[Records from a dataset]

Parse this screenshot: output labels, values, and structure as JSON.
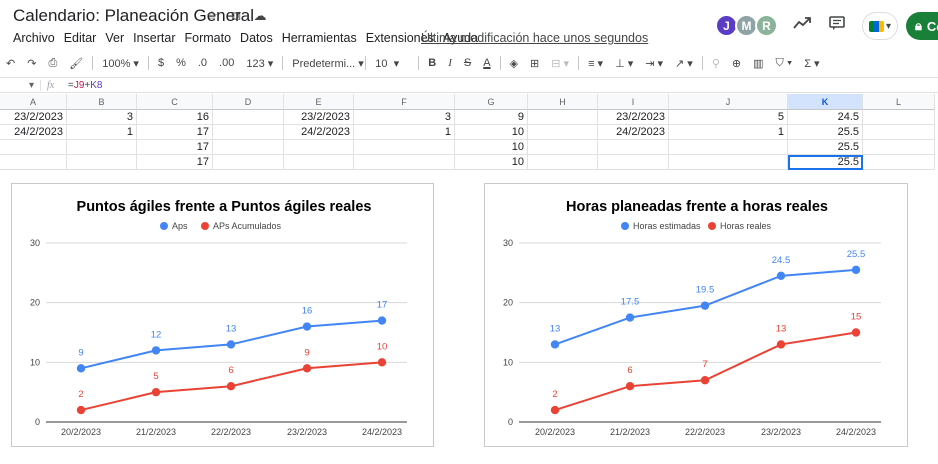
{
  "doc": {
    "title": "Calendario: Planeación General",
    "last_edit": "Última modificación hace unos segundos"
  },
  "menu": [
    "Archivo",
    "Editar",
    "Ver",
    "Insertar",
    "Formato",
    "Datos",
    "Herramientas",
    "Extensiones",
    "Ayuda"
  ],
  "avatars": [
    {
      "letter": "J",
      "color": "#5b3cc4"
    },
    {
      "letter": "M",
      "color": "#8ea3a6"
    },
    {
      "letter": "R",
      "color": "#8bb39a"
    }
  ],
  "share_label": "Co",
  "toolbar": {
    "zoom": "100%",
    "currency": "$",
    "percent": "%",
    "dec_less": ".0",
    "dec_more": ".00",
    "number_format": "123",
    "font": "Predetermi...",
    "font_size": "10",
    "bold": "B",
    "italic": "I",
    "strike": "S",
    "text_color": "A"
  },
  "formula_bar": {
    "fx": "fx",
    "formula_prefix": "=",
    "ref1": "J9",
    "op": "+",
    "ref2": "K8"
  },
  "grid": {
    "columns": [
      "A",
      "B",
      "C",
      "D",
      "E",
      "F",
      "G",
      "H",
      "I",
      "J",
      "K",
      "L"
    ],
    "selected_column": "K",
    "rows": [
      [
        "23/2/2023",
        "3",
        "16",
        "",
        "23/2/2023",
        "3",
        "9",
        "",
        "23/2/2023",
        "5",
        "24.5",
        ""
      ],
      [
        "24/2/2023",
        "1",
        "17",
        "",
        "24/2/2023",
        "1",
        "10",
        "",
        "24/2/2023",
        "1",
        "25.5",
        ""
      ],
      [
        "",
        "",
        "17",
        "",
        "",
        "",
        "10",
        "",
        "",
        "",
        "25.5",
        ""
      ],
      [
        "",
        "",
        "17",
        "",
        "",
        "",
        "10",
        "",
        "",
        "",
        "25.5",
        ""
      ]
    ]
  },
  "chart_data": [
    {
      "type": "line",
      "title": "Puntos ágiles frente a Puntos ágiles reales",
      "categories": [
        "20/2/2023",
        "21/2/2023",
        "22/2/2023",
        "23/2/2023",
        "24/2/2023"
      ],
      "series": [
        {
          "name": "Aps",
          "color": "#4285f4",
          "values": [
            9,
            12,
            13,
            16,
            17
          ]
        },
        {
          "name": "APs Acumulados",
          "color": "#ea4335",
          "values": [
            2,
            5,
            6,
            9,
            10
          ]
        }
      ],
      "yticks": [
        "0",
        "10",
        "20",
        "30"
      ],
      "ylim": [
        0,
        30
      ],
      "legend": "top",
      "grid": true
    },
    {
      "type": "line",
      "title": "Horas planeadas frente a horas reales",
      "categories": [
        "20/2/2023",
        "21/2/2023",
        "22/2/2023",
        "23/2/2023",
        "24/2/2023"
      ],
      "series": [
        {
          "name": "Horas estimadas",
          "color": "#4285f4",
          "values": [
            13,
            17.5,
            19.5,
            24.5,
            25.5
          ]
        },
        {
          "name": "Horas reales",
          "color": "#ea4335",
          "values": [
            2,
            6,
            7,
            13,
            15
          ]
        }
      ],
      "yticks": [
        "0",
        "10",
        "20",
        "30"
      ],
      "ylim": [
        0,
        30
      ],
      "legend": "top",
      "grid": true
    }
  ]
}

→ PROBLEM DESCRIPTION
From the listing, copy each line containing the word "Horas".

→ REPLY
      "title": "Horas planeadas frente a horas reales",
          "name": "Horas estimadas",
          "name": "Horas reales",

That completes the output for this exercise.